### WRITTEN PROBLEM
Say how many lines in the data below contain the word "this", and give no other text.

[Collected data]
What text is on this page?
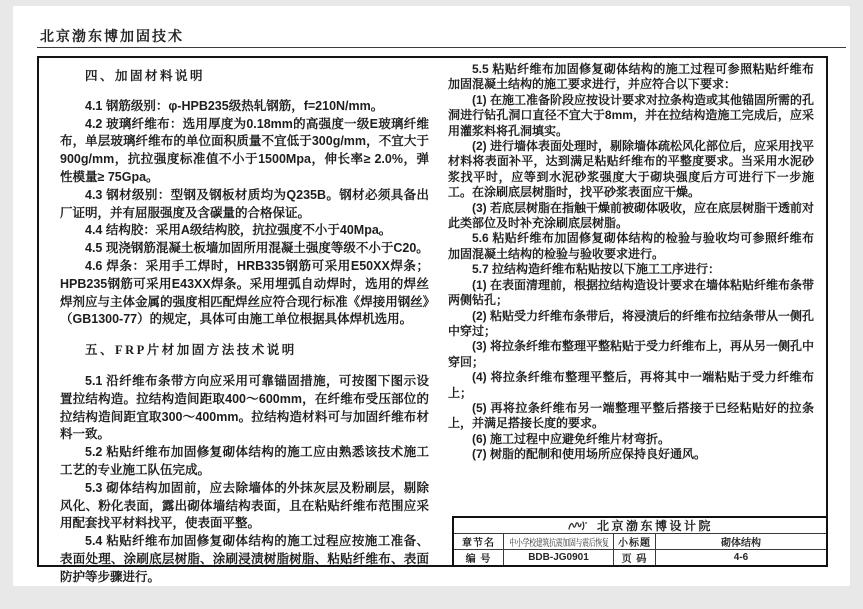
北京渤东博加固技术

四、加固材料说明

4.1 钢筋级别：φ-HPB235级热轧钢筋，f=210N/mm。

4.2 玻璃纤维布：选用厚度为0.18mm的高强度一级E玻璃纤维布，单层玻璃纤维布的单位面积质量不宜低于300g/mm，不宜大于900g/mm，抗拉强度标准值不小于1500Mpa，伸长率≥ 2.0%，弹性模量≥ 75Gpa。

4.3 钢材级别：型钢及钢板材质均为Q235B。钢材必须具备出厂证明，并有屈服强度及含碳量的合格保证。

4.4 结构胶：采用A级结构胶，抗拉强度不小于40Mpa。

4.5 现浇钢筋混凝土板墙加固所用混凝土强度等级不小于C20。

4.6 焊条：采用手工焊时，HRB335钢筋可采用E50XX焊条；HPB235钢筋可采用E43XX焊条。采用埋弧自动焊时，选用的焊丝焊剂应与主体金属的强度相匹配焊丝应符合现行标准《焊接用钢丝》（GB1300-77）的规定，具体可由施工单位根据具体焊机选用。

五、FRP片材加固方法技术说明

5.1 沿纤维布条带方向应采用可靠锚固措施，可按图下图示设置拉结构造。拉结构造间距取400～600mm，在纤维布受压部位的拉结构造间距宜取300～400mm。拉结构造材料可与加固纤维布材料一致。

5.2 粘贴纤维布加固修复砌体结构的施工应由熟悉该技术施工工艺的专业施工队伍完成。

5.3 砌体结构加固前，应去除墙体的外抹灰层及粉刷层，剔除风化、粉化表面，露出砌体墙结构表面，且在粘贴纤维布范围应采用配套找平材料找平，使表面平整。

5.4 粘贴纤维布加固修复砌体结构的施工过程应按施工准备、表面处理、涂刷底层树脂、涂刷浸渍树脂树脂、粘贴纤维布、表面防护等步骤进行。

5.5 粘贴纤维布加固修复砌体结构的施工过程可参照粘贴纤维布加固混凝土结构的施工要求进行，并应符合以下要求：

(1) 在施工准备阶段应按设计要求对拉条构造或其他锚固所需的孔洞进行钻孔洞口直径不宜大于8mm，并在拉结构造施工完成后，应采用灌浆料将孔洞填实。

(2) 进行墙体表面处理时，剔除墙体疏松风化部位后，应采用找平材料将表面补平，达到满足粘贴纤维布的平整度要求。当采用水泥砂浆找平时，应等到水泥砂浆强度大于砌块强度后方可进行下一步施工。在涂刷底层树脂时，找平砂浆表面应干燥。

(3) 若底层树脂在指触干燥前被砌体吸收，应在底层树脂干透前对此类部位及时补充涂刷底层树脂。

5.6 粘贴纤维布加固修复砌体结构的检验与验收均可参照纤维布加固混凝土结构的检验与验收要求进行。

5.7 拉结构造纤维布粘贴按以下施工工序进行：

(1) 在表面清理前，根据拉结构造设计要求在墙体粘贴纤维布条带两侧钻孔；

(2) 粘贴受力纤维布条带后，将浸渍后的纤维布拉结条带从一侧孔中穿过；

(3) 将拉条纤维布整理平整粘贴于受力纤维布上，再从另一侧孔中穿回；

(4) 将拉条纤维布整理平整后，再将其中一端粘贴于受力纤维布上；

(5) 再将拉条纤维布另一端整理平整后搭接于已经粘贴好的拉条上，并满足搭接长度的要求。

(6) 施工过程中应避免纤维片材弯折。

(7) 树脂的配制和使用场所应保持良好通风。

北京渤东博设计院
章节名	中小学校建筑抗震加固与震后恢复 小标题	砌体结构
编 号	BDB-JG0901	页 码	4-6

--

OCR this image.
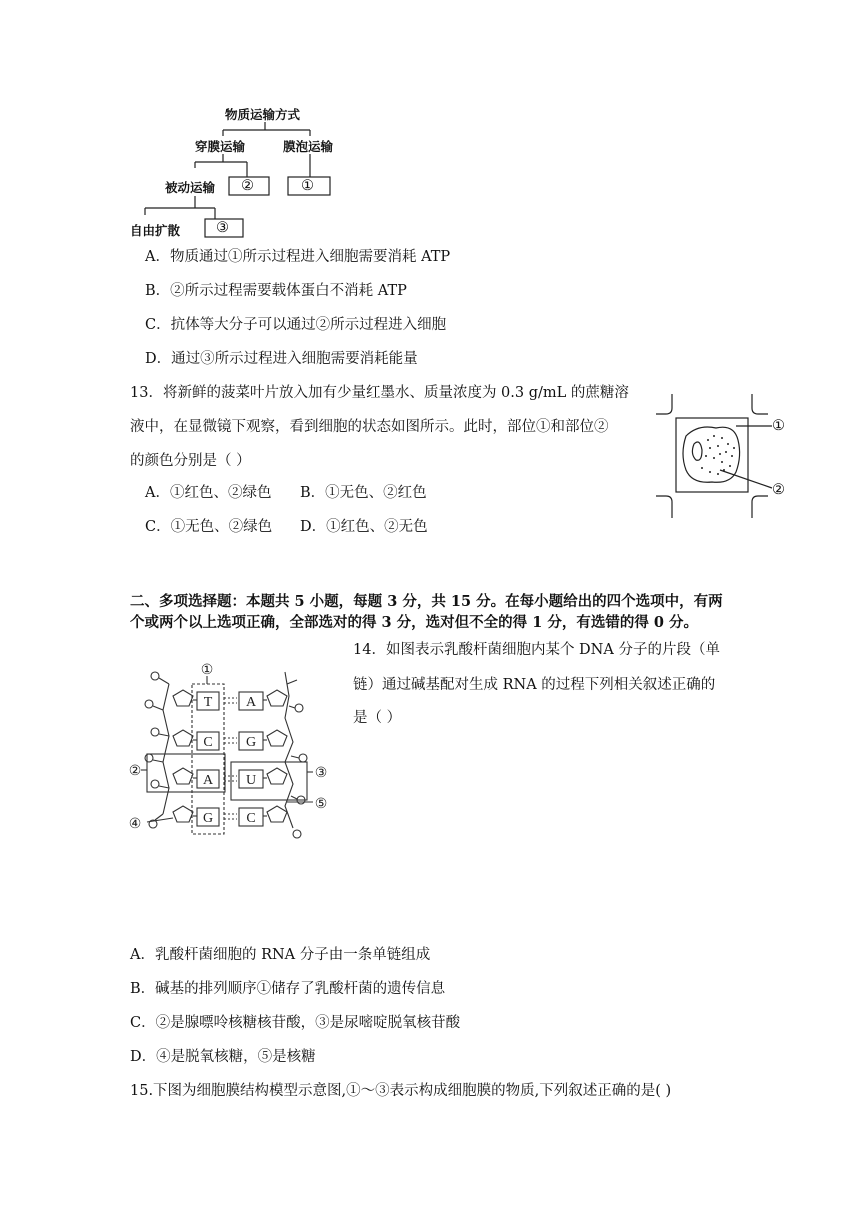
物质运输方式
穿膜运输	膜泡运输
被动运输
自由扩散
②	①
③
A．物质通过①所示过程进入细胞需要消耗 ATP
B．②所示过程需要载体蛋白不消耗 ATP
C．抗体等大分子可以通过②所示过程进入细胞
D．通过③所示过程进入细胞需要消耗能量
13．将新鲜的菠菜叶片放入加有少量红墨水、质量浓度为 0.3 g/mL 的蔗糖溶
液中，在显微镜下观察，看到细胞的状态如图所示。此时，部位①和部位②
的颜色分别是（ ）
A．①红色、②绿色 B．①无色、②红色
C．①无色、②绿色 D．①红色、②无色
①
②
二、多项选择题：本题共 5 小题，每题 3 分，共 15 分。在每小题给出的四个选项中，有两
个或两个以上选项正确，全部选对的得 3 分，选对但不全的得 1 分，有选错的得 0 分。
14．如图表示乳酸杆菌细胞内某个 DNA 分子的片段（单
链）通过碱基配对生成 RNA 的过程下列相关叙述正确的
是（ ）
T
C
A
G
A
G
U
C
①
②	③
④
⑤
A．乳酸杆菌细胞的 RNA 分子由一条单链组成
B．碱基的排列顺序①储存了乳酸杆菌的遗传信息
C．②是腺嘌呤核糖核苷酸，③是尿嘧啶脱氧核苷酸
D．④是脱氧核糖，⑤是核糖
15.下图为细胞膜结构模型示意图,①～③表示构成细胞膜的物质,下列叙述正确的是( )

### TASK ANSWER
2